## START

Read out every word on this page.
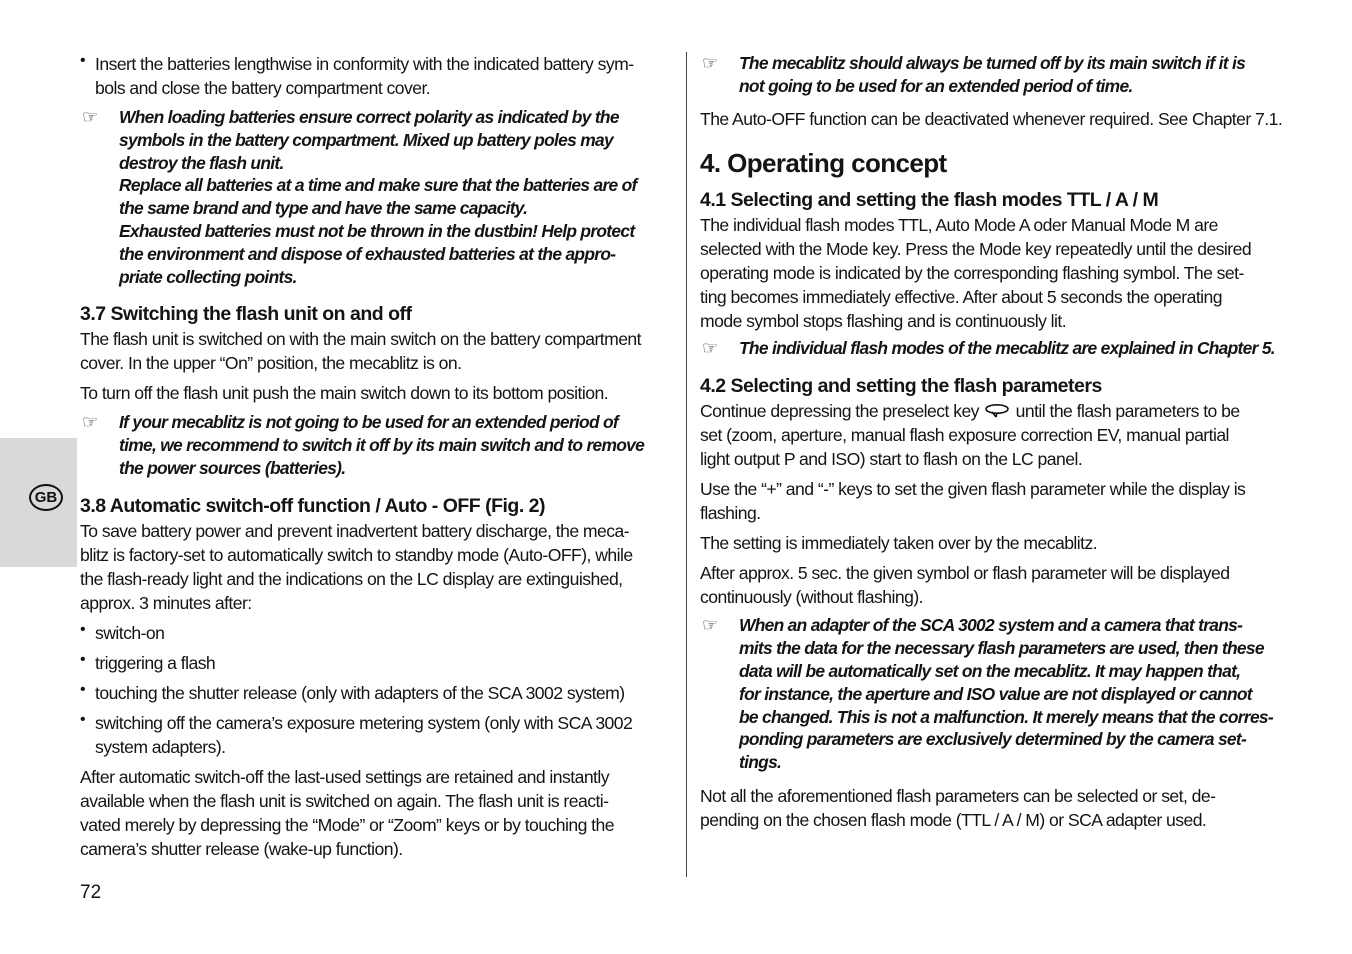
GB
• Insert the batteries lengthwise in conformity with the indicated battery sym-

bols and close the battery compartment cover.

☞ When loading batteries ensure correct polarity as indicated by the

symbols in the battery compartment. Mixed up battery poles may

destroy the flash unit.

Replace all batteries at a time and make sure that the batteries are of

the same brand and type and have the same capacity.

Exhausted batteries must not be thrown in the dustbin! Help protect

the environment and dispose of exhausted batteries at the appro-

priate collecting points.

3.7 Switching the flash unit on and off

The flash unit is switched on with the main switch on the battery compartment

cover. In the upper “On” position, the mecablitz is on.

To turn off the flash unit push the main switch down to its bottom position.

☞ If your mecablitz is not going to be used for an extended period of

time, we recommend to switch it off by its main switch and to remove

the power sources (batteries).

3.8 Automatic switch-off function / Auto - OFF (Fig. 2)

To save battery power and prevent inadvertent battery discharge, the meca-

blitz is factory-set to automatically switch to standby mode (Auto-OFF), while

the flash-ready light and the indications on the LC display are extinguished,

approx. 3 minutes after:

• switch-on

• triggering a flash

• touching the shutter release (only with adapters of the SCA 3002 system)

• switching off the camera’s exposure metering system (only with SCA 3002

system adapters).

After automatic switch-off the last-used settings are retained and instantly

available when the flash unit is switched on again. The flash unit is reacti-

vated merely by depressing the “Mode” or “Zoom” keys or by touching the

camera’s shutter release (wake-up function).

☞ The mecablitz should always be turned off by its main switch if it is

not going to be used for an extended period of time.

The Auto-OFF function can be deactivated whenever required. See Chapter 7.1.

4. Operating concept
4.1 Selecting and setting the flash modes TTL / A / M

The individual flash modes TTL, Auto Mode A oder Manual Mode M are

selected with the Mode key. Press the Mode key repeatedly until the desired

operating mode is indicated by the corresponding flashing symbol. The set-

ting becomes immediately effective. After about 5 seconds the operating

mode symbol stops flashing and is continuously lit.

☞ The individual flash modes of the mecablitz are explained in Chapter 5.

4.2 Selecting and setting the flash parameters

Continue depressing the preselect key until the flash parameters to be

set (zoom, aperture, manual flash exposure correction EV, manual partial

light output P and ISO) start to flash on the LC panel.

Use the “+” and “-” keys to set the given flash parameter while the display is

flashing.

The setting is immediately taken over by the mecablitz.

After approx. 5 sec. the given symbol or flash parameter will be displayed

continuously (without flashing).

☞ When an adapter of the SCA 3002 system and a camera that trans-

mits the data for the necessary flash parameters are used, then these

data will be automatically set on the mecablitz. It may happen that,

for instance, the aperture and ISO value are not displayed or cannot

be changed. This is not a malfunction. It merely means that the corres-

ponding parameters are exclusively determined by the camera set-

tings.

Not all the aforementioned flash parameters can be selected or set, de-

pending on the chosen flash mode (TTL / A / M) or SCA adapter used.

72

## END

_What to work on_
Each line of the material must be retyped exactly, except that images are omitted.

_Written answer_
Read out every word on this page.
GB
• Insert the batteries lengthwise in conformity with the indicated battery sym-

bols and close the battery compartment cover.

☞ When loading batteries ensure correct polarity as indicated by the

symbols in the battery compartment. Mixed up battery poles may

destroy the flash unit.

Replace all batteries at a time and make sure that the batteries are of

the same brand and type and have the same capacity.

Exhausted batteries must not be thrown in the dustbin! Help protect

the environment and dispose of exhausted batteries at the appro-

priate collecting points.

3.7 Switching the flash unit on and off

The flash unit is switched on with the main switch on the battery compartment

cover. In the upper “On” position, the mecablitz is on.

To turn off the flash unit push the main switch down to its bottom position.

☞ If your mecablitz is not going to be used for an extended period of

time, we recommend to switch it off by its main switch and to remove

the power sources (batteries).

3.8 Automatic switch-off function / Auto - OFF (Fig. 2)

To save battery power and prevent inadvertent battery discharge, the meca-

blitz is factory-set to automatically switch to standby mode (Auto-OFF), while

the flash-ready light and the indications on the LC display are extinguished,

approx. 3 minutes after:

• switch-on

• triggering a flash

• touching the shutter release (only with adapters of the SCA 3002 system)

• switching off the camera’s exposure metering system (only with SCA 3002

system adapters).

After automatic switch-off the last-used settings are retained and instantly

available when the flash unit is switched on again. The flash unit is reacti-

vated merely by depressing the “Mode” or “Zoom” keys or by touching the

camera’s shutter release (wake-up function).

☞ The mecablitz should always be turned off by its main switch if it is

not going to be used for an extended period of time.

The Auto-OFF function can be deactivated whenever required. See Chapter 7.1.

4. Operating concept
4.1 Selecting and setting the flash modes TTL / A / M

The individual flash modes TTL, Auto Mode A oder Manual Mode M are

selected with the Mode key. Press the Mode key repeatedly until the desired

operating mode is indicated by the corresponding flashing symbol. The set-

ting becomes immediately effective. After about 5 seconds the operating

mode symbol stops flashing and is continuously lit.

☞ The individual flash modes of the mecablitz are explained in Chapter 5.

4.2 Selecting and setting the flash parameters

Continue depressing the preselect key until the flash parameters to be

set (zoom, aperture, manual flash exposure correction EV, manual partial

light output P and ISO) start to flash on the LC panel.

Use the “+” and “-” keys to set the given flash parameter while the display is

flashing.

The setting is immediately taken over by the mecablitz.

After approx. 5 sec. the given symbol or flash parameter will be displayed

continuously (without flashing).

☞ When an adapter of the SCA 3002 system and a camera that trans-

mits the data for the necessary flash parameters are used, then these

data will be automatically set on the mecablitz. It may happen that,

for instance, the aperture and ISO value are not displayed or cannot

be changed. This is not a malfunction. It merely means that the corres-

ponding parameters are exclusively determined by the camera set-

tings.

Not all the aforementioned flash parameters can be selected or set, de-

pending on the chosen flash mode (TTL / A / M) or SCA adapter used.

72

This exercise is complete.